• **GIVEN TASK**:
Make an exact copy of the entries, and keep any pictures out of it.

======== INFORMATION SUPPLIED ========

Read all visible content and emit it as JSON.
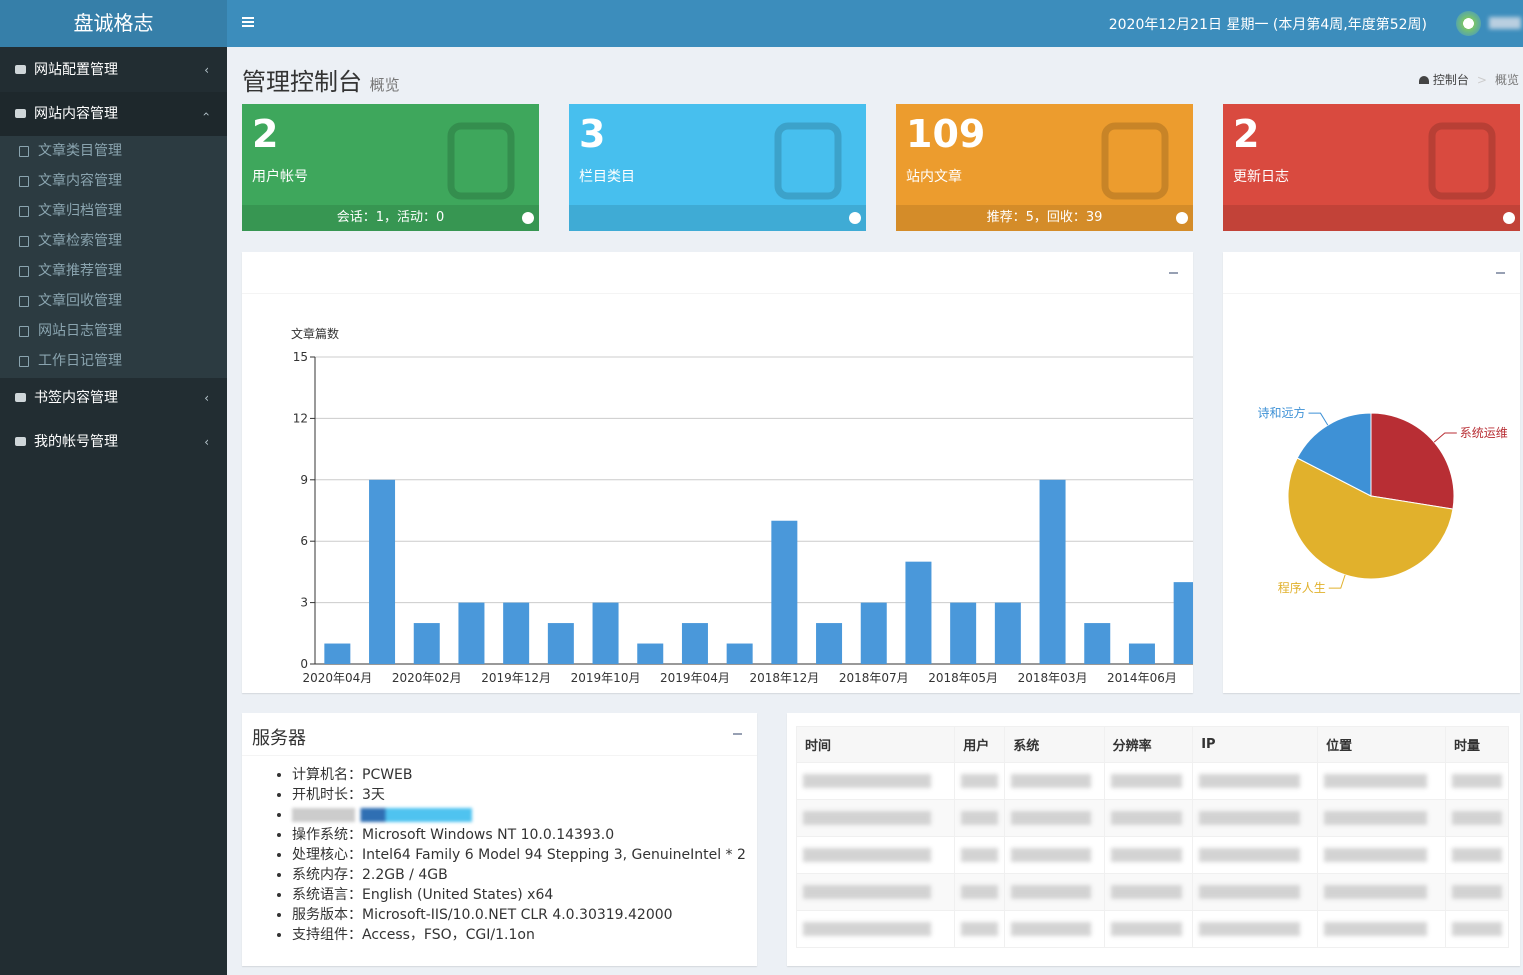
{
  "sidebar": {
    "brand": "盘诚格志",
    "menu": [
      {
        "label": "网站配置管理"
      },
      {
        "label": "网站内容管理",
        "children": [
          "文章类目管理",
          "文章内容管理",
          "文章归档管理",
          "文章检索管理",
          "文章推荐管理",
          "文章回收管理",
          "网站日志管理",
          "工作日记管理"
        ]
      },
      {
        "label": "书签内容管理"
      },
      {
        "label": "我的帐号管理"
      }
    ]
  },
  "header": {
    "date": "2020年12月21日 星期一 (本月第4周,年度第52周)"
  },
  "page": {
    "title": "管理控制台",
    "subtitle": "概览",
    "breadcrumb": [
      "控制台",
      "概览"
    ]
  },
  "stats": [
    {
      "value": 2,
      "label": "用户帐号",
      "footer": "会话：1，活动：0",
      "color": "#3ea75c"
    },
    {
      "value": 3,
      "label": "栏目类目",
      "color": "#47bfee"
    },
    {
      "value": 109,
      "label": "站内文章",
      "footer": "推荐：5，回收：39",
      "color": "#ec9c2e"
    },
    {
      "value": 2,
      "label": "更新日志",
      "color": "#d94a3f"
    }
  ],
  "server": {
    "title": "服务器",
    "items": [
      "计算机名：PCWEB",
      "开机时长：3天",
      "操作系统：Microsoft Windows NT 10.0.14393.0",
      "处理核心：Intel64 Family 6 Model 94 Stepping 3, GenuineIntel * 2",
      "系统内存：2.2GB / 4GB",
      "系统语言：English (United States) x64",
      "服务版本：Microsoft-IIS/10.0.NET CLR 4.0.30319.42000",
      "支持组件：Access，FSO，CGI/1.1on"
    ]
  },
  "table": {
    "headers": [
      "时间",
      "用户",
      "系统",
      "分辨率",
      "IP",
      "位置",
      "时量"
    ]
  },
  "chart_data": [
    {
      "type": "bar",
      "y_label": "文章篇数",
      "categories": [
        "2020年04月",
        null,
        "2020年02月",
        null,
        "2019年12月",
        null,
        "2019年10月",
        null,
        "2019年04月",
        null,
        "2018年12月",
        null,
        "2018年07月",
        null,
        "2018年05月",
        null,
        "2018年03月",
        null,
        "2014年06月",
        null
      ],
      "values": [
        1,
        9,
        2,
        3,
        3,
        2,
        3,
        1,
        2,
        1,
        7,
        2,
        3,
        5,
        3,
        3,
        9,
        2,
        1,
        4
      ],
      "color": "#4a98da",
      "ylim": [
        0,
        15
      ],
      "yticks": [
        0,
        3,
        6,
        9,
        12,
        15
      ],
      "grid": true
    },
    {
      "type": "pie",
      "categories": [
        "系统运维",
        "程序人生",
        "诗和远方"
      ],
      "values": [
        30,
        60,
        19
      ],
      "colors": [
        "#b82e34",
        "#e1b12c",
        "#3e91d6"
      ]
    }
  ]
}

========

• **ANSWER IN FULL**:
Read all visible content and emit it as JSON.
{
  "sidebar": {
    "brand": "盘诚格志",
    "menu": [
      {
        "label": "网站配置管理"
      },
      {
        "label": "网站内容管理",
        "children": [
          "文章类目管理",
          "文章内容管理",
          "文章归档管理",
          "文章检索管理",
          "文章推荐管理",
          "文章回收管理",
          "网站日志管理",
          "工作日记管理"
        ]
      },
      {
        "label": "书签内容管理"
      },
      {
        "label": "我的帐号管理"
      }
    ]
  },
  "header": {
    "date": "2020年12月21日 星期一 (本月第4周,年度第52周)"
  },
  "page": {
    "title": "管理控制台",
    "subtitle": "概览",
    "breadcrumb": [
      "控制台",
      "概览"
    ]
  },
  "stats": [
    {
      "value": 2,
      "label": "用户帐号",
      "footer": "会话：1，活动：0",
      "color": "#3ea75c"
    },
    {
      "value": 3,
      "label": "栏目类目",
      "color": "#47bfee"
    },
    {
      "value": 109,
      "label": "站内文章",
      "footer": "推荐：5，回收：39",
      "color": "#ec9c2e"
    },
    {
      "value": 2,
      "label": "更新日志",
      "color": "#d94a3f"
    }
  ],
  "server": {
    "title": "服务器",
    "items": [
      "计算机名：PCWEB",
      "开机时长：3天",
      "操作系统：Microsoft Windows NT 10.0.14393.0",
      "处理核心：Intel64 Family 6 Model 94 Stepping 3, GenuineIntel * 2",
      "系统内存：2.2GB / 4GB",
      "系统语言：English (United States) x64",
      "服务版本：Microsoft-IIS/10.0.NET CLR 4.0.30319.42000",
      "支持组件：Access，FSO，CGI/1.1on"
    ]
  },
  "table": {
    "headers": [
      "时间",
      "用户",
      "系统",
      "分辨率",
      "IP",
      "位置",
      "时量"
    ]
  },
  "chart_data": [
    {
      "type": "bar",
      "y_label": "文章篇数",
      "categories": [
        "2020年04月",
        null,
        "2020年02月",
        null,
        "2019年12月",
        null,
        "2019年10月",
        null,
        "2019年04月",
        null,
        "2018年12月",
        null,
        "2018年07月",
        null,
        "2018年05月",
        null,
        "2018年03月",
        null,
        "2014年06月",
        null
      ],
      "values": [
        1,
        9,
        2,
        3,
        3,
        2,
        3,
        1,
        2,
        1,
        7,
        2,
        3,
        5,
        3,
        3,
        9,
        2,
        1,
        4
      ],
      "color": "#4a98da",
      "ylim": [
        0,
        15
      ],
      "yticks": [
        0,
        3,
        6,
        9,
        12,
        15
      ],
      "grid": true
    },
    {
      "type": "pie",
      "categories": [
        "系统运维",
        "程序人生",
        "诗和远方"
      ],
      "values": [
        30,
        60,
        19
      ],
      "colors": [
        "#b82e34",
        "#e1b12c",
        "#3e91d6"
      ]
    }
  ]
}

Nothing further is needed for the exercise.